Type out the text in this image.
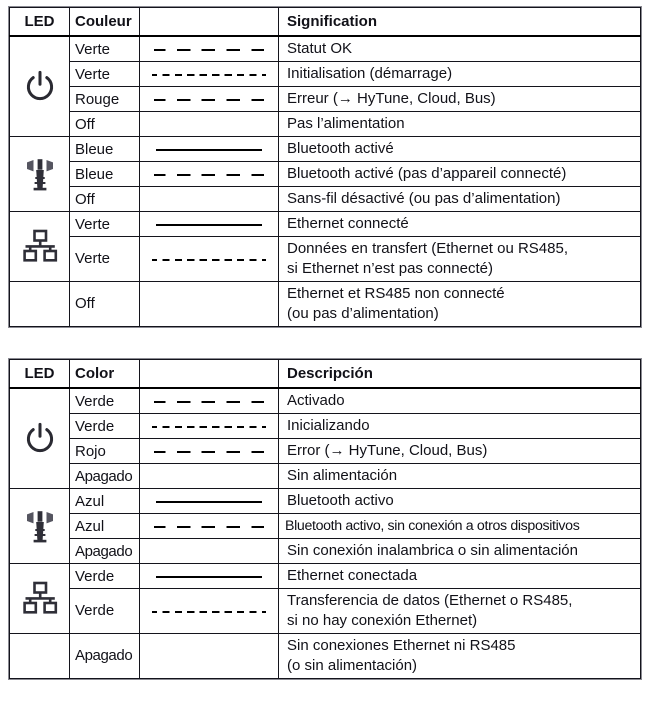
LED	Couleur		Signification

	Verte		Statut OK
	Verte		Initialisation (démarrage)
	Rouge		Erreur (→ HyTune, Cloud, Bus)
	Off		Pas l’alimentation

	Bleue		Bluetooth activé
	Bleue		Bluetooth activé (pas d’appareil connecté)
	Off		Sans-fil désactivé (ou pas d’alimentation)

	Verte		Ethernet connecté
	Verte		Données en transfert (Ethernet ou RS485,
si Ethernet n’est pas connecté)

	Off		Ethernet et RS485 non connecté
(ou pas d’alimentation)
LED	Color		Descripción

	Verde		Activado
	Verde		Inicializando
	Rojo		Error (→ HyTune, Cloud, Bus)
	Apagado		Sin alimentación

	Azul		Bluetooth activo
	Azul		Bluetooth activo, sin conexión a otros dispositivos
	Apagado		Sin conexión inalambrica o sin alimentación

	Verde		Ethernet conectada
	Verde		Transferencia de datos (Ethernet o RS485,
si no hay conexión Ethernet)

	Apagado		Sin conexiones Ethernet ni RS485
(o sin alimentación)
____________
#### [Task requirements]
In the entries above, find the lines containing the word "Verde" and say how many there are, with no other words.

#### [Written answer]
4